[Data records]
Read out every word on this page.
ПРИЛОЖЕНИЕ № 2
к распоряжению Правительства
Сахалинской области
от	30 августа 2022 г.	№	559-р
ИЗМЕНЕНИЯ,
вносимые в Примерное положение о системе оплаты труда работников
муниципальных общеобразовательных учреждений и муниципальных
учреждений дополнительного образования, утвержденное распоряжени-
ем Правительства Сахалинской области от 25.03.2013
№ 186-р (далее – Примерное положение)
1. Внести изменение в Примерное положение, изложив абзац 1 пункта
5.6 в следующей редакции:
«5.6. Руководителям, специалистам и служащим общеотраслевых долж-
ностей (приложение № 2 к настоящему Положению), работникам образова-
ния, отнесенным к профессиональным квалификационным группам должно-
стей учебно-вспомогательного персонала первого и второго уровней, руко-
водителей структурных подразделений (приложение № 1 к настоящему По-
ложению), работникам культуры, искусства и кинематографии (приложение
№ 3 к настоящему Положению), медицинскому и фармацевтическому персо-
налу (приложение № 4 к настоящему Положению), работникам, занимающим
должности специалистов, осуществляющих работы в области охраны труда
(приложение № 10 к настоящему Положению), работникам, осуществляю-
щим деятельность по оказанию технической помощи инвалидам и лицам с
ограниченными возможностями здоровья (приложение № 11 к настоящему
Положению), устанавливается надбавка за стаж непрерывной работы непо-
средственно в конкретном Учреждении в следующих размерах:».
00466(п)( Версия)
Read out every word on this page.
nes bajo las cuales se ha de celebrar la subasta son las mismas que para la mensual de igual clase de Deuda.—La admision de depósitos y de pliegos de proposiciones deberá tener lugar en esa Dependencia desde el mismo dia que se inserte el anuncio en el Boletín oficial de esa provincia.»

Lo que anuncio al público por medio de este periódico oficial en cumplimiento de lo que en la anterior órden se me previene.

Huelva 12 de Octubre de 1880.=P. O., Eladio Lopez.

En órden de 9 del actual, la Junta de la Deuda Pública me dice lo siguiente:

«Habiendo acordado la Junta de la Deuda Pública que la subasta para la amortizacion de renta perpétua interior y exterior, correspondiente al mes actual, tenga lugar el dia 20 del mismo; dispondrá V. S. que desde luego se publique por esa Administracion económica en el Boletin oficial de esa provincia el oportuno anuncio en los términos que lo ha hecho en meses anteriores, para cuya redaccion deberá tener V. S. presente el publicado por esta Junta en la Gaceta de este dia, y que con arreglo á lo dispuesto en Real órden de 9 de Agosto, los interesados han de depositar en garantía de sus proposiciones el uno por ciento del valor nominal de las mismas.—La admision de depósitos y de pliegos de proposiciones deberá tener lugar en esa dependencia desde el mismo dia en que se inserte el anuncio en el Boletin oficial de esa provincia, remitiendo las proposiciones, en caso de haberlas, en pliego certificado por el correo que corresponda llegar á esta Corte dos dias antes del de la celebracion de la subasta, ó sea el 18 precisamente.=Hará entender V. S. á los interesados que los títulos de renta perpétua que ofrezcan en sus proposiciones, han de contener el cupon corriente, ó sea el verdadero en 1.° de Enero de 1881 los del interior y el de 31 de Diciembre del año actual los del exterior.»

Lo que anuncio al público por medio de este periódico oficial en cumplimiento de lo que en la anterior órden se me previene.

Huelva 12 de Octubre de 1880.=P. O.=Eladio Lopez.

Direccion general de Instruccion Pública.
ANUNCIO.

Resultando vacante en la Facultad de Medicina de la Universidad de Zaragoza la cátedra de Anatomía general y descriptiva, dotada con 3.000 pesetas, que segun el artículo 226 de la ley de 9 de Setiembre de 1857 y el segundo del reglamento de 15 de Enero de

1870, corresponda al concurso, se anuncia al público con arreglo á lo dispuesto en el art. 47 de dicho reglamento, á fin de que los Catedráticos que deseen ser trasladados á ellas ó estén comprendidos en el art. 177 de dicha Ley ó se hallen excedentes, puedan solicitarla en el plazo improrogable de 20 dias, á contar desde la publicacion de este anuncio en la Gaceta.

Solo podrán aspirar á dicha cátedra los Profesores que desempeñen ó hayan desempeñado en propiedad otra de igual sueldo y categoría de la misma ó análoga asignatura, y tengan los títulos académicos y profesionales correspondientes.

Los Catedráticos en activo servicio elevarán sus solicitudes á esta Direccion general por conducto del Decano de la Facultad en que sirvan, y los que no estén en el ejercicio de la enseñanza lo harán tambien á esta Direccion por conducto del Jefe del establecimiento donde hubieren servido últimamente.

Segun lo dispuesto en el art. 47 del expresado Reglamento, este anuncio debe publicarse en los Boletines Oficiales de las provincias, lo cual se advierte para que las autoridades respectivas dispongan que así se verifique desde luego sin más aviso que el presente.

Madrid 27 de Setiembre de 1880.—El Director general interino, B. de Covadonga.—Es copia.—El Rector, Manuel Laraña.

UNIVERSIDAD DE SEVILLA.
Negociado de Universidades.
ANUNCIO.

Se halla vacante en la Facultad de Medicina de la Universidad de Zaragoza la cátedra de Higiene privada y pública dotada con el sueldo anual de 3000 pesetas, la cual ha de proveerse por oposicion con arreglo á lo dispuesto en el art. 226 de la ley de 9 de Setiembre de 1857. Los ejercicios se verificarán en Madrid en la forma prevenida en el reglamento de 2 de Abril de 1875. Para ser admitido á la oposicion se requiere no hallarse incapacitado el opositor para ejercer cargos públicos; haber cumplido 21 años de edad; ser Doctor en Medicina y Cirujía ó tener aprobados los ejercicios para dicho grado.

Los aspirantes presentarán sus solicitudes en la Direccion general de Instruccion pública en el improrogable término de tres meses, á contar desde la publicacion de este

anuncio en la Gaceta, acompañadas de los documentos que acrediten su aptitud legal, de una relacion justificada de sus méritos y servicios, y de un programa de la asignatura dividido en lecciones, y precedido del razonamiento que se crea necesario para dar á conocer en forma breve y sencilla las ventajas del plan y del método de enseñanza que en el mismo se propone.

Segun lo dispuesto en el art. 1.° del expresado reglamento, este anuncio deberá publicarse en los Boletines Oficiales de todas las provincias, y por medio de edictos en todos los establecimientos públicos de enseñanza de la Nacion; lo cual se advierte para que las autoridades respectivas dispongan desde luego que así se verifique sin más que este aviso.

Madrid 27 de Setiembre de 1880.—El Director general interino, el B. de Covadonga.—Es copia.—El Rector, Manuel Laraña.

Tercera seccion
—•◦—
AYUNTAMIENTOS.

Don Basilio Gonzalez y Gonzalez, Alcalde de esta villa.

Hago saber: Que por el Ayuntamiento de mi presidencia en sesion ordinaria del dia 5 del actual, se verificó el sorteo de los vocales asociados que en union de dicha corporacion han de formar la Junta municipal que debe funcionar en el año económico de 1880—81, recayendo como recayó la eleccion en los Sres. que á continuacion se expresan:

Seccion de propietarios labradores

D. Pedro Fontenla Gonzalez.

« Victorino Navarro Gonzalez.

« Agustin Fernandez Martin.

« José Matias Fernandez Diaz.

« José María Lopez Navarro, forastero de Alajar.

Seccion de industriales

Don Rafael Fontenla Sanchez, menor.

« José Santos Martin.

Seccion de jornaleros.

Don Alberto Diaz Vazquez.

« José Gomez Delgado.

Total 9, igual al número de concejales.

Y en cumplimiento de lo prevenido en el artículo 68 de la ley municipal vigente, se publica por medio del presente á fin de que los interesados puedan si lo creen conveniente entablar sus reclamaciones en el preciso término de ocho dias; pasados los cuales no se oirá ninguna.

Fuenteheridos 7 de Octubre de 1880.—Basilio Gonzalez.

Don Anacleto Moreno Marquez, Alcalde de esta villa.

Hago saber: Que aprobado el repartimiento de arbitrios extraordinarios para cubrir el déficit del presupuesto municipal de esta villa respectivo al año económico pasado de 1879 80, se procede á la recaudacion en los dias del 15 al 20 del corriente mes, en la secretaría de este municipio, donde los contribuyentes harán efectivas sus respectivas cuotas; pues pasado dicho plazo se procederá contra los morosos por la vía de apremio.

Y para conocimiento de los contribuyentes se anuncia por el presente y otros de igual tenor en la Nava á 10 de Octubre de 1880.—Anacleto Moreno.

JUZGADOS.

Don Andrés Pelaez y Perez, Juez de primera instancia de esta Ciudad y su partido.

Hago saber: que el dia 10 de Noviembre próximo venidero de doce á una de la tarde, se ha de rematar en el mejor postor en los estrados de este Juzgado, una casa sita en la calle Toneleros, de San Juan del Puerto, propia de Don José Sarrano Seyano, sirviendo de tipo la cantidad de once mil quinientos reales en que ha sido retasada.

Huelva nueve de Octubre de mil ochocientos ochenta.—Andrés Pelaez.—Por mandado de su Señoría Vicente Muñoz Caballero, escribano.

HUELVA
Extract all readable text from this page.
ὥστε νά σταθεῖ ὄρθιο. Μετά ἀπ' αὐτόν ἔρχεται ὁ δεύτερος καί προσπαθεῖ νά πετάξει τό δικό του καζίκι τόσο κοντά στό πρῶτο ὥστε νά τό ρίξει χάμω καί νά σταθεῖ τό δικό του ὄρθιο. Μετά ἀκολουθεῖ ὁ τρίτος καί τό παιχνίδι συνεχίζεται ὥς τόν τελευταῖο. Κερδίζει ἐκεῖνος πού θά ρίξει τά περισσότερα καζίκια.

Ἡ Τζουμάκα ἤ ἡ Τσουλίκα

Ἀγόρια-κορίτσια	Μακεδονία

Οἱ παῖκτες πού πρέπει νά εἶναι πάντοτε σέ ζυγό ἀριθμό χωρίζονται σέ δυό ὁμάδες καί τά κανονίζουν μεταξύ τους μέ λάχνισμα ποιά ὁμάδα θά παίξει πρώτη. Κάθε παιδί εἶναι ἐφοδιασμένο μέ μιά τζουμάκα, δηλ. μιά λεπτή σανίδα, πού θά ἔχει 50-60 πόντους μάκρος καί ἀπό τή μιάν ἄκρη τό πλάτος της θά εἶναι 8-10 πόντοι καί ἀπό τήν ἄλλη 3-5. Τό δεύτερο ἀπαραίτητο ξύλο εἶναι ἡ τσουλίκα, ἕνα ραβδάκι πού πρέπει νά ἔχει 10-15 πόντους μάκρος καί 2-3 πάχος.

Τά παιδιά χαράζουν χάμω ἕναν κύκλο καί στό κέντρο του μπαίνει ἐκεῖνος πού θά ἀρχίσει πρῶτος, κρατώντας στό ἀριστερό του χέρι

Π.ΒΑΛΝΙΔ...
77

SET EXERCISE - Collect the lines of the records that include the string "depósitos".

PROBLEM SOLUTION -
nes bajo las cuales se ha de celebrar la subasta son las mismas que para la mensual de igual clase de Deuda.—La admision de depósitos y de pliegos de proposiciones deberá tener lugar en esa Dependencia desde el mismo dia que se inserte el anuncio en el Boletín oficial de esa provincia.»
«Habiendo acordado la Junta de la Deuda Pública que la subasta para la amortizacion de renta perpétua interior y exterior, correspondiente al mes actual, tenga lugar el dia 20 del mismo; dispondrá V. S. que desde luego se publique por esa Administracion económica en el Boletin oficial de esa provincia el oportuno anuncio en los términos que lo ha hecho en meses anteriores, para cuya redaccion deberá tener V. S. presente el publicado por esta Junta en la Gaceta de este dia, y que con arreglo á lo dispuesto en Real órden de 9 de Agosto, los interesados han de depositar en garantía de sus proposiciones el uno por ciento del valor nominal de las mismas.—La admision de depósitos y de pliegos de proposiciones deberá tener lugar en esa dependencia desde el mismo dia en que se inserte el anuncio en el Boletin oficial de esa provincia, remitiendo las proposiciones, en caso de haberlas, en pliego certificado por el correo que corresponda llegar á esta Corte dos dias antes del de la celebracion de la subasta, ó sea el 18 precisamente.=Hará entender V. S. á los interesados que los títulos de renta perpétua que ofrezcan en sus proposiciones, han de contener el cupon corriente, ó sea el verdadero en 1.° de Enero de 1881 los del interior y el de 31 de Diciembre del año actual los del exterior.»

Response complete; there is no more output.